TASK INSTRUCTIONS — Below are records. Count every line containing the word "turns" and give the number alone.

Source records —
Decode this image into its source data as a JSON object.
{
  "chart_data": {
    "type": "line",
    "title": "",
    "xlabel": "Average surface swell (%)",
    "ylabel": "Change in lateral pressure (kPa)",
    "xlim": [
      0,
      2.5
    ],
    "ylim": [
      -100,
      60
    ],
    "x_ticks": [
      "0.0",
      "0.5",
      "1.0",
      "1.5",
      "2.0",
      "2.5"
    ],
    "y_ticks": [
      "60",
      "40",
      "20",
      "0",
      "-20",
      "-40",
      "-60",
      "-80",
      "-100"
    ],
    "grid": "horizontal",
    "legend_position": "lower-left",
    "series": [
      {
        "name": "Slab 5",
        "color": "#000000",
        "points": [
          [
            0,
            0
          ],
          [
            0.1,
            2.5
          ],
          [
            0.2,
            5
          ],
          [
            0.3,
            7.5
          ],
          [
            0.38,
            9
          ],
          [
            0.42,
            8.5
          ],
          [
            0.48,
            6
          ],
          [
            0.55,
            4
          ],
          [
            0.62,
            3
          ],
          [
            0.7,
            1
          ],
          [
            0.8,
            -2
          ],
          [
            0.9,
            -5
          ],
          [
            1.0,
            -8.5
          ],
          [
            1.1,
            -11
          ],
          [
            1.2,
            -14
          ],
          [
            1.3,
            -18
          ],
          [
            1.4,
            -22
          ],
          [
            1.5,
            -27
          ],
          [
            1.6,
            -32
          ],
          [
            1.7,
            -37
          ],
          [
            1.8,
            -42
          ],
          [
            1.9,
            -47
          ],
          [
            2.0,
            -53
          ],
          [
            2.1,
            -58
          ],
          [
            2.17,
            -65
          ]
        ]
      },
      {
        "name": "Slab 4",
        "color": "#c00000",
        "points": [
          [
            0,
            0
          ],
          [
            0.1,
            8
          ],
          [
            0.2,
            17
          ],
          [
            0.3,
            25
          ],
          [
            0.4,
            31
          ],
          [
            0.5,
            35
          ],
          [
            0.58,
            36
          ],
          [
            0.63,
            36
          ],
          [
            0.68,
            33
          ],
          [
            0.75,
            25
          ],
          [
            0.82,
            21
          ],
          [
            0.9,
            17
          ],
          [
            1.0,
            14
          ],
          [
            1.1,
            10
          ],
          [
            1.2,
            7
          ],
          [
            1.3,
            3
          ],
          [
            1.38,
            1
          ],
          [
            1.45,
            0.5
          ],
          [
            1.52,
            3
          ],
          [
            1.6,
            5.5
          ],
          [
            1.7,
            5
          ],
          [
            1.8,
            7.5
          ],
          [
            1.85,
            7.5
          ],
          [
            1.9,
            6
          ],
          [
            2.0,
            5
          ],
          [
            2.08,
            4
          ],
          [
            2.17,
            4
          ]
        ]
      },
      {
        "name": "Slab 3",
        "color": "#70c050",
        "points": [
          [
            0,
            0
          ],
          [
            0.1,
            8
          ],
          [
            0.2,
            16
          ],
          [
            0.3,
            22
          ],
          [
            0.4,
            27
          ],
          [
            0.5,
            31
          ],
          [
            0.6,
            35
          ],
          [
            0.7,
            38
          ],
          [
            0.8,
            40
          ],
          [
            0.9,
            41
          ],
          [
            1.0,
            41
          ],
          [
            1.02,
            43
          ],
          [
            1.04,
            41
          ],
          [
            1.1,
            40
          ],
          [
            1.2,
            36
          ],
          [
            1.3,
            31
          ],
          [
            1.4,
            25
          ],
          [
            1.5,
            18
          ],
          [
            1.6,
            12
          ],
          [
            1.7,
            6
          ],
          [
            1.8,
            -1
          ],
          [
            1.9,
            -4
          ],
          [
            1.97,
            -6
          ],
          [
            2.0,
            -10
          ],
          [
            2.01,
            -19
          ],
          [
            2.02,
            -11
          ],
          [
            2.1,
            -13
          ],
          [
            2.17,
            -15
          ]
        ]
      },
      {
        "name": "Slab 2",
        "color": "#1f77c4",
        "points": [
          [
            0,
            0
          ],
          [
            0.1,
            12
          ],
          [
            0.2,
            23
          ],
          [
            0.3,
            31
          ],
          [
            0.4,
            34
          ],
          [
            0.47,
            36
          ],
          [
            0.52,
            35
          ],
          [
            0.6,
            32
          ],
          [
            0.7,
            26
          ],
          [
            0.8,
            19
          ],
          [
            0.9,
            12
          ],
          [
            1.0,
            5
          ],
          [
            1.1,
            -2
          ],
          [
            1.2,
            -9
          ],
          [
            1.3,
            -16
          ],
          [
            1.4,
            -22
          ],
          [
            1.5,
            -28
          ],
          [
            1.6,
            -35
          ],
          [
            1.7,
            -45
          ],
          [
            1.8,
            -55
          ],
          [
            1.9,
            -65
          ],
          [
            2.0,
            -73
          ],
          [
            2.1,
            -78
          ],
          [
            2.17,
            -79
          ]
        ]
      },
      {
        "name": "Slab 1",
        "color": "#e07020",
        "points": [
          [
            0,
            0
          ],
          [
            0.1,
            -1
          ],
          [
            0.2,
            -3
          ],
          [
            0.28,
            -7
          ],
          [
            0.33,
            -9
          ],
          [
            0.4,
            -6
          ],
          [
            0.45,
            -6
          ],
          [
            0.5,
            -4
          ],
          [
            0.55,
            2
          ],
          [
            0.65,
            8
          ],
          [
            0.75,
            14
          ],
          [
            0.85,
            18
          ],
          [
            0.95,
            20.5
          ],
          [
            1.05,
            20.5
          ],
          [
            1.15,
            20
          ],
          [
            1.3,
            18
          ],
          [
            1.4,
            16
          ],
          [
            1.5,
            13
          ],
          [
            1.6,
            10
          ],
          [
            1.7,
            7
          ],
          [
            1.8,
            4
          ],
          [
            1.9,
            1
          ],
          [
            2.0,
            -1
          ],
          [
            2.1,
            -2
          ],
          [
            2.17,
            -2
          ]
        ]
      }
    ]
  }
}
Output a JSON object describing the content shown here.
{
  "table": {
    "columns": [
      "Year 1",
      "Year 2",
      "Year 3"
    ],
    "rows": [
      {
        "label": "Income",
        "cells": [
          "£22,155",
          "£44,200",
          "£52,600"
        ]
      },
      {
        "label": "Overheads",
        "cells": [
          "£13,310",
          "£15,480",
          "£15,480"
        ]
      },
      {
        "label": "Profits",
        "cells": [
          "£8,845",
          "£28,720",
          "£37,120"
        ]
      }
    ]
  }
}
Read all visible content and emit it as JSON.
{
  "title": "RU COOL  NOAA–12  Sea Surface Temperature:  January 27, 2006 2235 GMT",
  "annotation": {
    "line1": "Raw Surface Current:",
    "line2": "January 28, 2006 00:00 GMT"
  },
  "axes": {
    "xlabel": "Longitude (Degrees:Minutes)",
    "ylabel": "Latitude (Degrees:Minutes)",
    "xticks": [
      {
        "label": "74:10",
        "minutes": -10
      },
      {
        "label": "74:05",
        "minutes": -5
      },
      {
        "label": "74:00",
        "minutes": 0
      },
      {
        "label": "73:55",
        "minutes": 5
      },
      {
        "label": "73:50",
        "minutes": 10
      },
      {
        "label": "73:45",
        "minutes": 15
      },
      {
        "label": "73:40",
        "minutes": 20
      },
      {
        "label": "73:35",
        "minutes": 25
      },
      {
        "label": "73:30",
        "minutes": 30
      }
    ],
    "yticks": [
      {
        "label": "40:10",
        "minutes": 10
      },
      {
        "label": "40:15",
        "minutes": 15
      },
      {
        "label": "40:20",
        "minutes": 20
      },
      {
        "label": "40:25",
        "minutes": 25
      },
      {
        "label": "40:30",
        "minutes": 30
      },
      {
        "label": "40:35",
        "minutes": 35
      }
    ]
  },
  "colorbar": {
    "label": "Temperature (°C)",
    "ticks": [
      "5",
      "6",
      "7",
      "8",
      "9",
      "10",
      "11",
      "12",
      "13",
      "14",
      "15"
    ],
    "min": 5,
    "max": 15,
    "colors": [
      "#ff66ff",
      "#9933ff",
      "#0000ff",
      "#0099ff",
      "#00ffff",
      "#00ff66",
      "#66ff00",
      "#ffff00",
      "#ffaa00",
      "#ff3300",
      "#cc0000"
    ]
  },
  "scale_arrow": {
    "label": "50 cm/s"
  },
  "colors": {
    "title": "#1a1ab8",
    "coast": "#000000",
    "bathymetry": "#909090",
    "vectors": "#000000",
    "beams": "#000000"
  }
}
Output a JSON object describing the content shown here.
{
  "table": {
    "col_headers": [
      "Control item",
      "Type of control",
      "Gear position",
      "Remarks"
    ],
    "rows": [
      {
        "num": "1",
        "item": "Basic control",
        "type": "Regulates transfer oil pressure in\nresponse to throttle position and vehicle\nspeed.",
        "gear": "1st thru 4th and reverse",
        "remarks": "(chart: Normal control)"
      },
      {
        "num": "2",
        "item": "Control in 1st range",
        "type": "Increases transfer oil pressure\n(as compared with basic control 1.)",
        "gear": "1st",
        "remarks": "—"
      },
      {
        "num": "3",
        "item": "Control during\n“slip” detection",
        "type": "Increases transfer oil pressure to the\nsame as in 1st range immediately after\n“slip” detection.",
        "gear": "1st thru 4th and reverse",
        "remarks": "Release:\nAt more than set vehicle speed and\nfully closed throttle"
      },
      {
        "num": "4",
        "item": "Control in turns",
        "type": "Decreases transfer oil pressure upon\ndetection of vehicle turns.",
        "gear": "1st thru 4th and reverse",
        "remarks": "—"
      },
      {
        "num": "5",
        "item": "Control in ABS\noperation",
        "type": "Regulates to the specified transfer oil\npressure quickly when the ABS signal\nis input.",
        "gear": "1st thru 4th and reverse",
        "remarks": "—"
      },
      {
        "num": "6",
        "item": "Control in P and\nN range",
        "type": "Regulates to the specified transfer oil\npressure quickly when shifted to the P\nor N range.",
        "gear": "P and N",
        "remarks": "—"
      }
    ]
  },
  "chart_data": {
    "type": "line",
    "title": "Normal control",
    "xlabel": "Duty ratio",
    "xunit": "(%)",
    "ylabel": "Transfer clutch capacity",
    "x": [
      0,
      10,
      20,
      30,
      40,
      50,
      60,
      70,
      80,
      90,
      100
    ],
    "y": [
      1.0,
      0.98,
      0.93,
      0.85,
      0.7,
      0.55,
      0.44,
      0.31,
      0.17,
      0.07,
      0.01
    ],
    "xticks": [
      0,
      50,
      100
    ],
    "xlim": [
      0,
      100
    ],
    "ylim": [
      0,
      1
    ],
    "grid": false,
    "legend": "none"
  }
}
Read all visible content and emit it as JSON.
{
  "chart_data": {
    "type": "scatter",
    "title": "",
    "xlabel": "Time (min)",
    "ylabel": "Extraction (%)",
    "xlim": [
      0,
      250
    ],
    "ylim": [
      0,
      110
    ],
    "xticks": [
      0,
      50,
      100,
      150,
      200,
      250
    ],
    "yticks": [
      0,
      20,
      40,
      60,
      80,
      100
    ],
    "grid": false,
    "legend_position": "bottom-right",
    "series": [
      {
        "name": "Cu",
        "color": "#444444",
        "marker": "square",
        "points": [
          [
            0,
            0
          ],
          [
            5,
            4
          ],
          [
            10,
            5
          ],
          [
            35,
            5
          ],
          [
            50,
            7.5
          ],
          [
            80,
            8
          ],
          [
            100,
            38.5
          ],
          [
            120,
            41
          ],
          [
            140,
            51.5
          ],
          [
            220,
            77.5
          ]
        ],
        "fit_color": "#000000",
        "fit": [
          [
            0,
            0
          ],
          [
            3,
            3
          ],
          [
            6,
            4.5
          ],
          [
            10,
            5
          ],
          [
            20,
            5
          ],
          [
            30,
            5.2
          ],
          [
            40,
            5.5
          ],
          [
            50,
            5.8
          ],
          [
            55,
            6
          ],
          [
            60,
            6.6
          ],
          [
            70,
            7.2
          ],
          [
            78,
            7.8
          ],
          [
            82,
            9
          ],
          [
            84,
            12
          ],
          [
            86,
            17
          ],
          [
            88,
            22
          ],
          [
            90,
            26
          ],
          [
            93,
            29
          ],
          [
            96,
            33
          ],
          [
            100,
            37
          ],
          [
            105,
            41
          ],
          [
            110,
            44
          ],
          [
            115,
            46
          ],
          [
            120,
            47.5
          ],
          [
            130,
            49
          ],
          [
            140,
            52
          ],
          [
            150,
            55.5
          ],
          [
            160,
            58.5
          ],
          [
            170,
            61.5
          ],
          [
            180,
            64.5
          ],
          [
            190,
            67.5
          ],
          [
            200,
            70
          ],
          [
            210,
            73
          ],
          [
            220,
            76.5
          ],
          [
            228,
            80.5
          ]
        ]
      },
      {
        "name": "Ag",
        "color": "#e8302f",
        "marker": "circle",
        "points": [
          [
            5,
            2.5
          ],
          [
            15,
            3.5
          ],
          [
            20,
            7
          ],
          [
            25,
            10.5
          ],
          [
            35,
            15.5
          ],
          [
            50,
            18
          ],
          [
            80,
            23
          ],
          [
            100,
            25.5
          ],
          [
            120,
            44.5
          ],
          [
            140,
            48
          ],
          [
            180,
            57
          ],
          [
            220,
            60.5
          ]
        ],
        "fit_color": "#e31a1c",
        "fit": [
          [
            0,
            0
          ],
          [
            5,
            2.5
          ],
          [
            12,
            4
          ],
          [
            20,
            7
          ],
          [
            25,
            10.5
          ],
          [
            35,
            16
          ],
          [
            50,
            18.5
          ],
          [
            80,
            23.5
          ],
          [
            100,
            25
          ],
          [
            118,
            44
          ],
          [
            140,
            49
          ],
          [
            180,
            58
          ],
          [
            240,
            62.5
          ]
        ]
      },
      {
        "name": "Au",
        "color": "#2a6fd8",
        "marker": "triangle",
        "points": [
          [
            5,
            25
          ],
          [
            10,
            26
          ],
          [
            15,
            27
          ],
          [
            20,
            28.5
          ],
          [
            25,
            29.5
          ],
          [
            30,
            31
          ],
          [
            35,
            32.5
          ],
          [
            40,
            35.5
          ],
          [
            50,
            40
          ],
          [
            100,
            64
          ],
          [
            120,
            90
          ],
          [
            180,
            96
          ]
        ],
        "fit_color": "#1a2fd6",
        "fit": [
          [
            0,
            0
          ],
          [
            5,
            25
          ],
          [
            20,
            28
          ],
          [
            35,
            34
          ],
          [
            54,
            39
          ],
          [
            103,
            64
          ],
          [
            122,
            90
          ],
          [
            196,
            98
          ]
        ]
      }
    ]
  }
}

EXERCISE RESPONSE — 2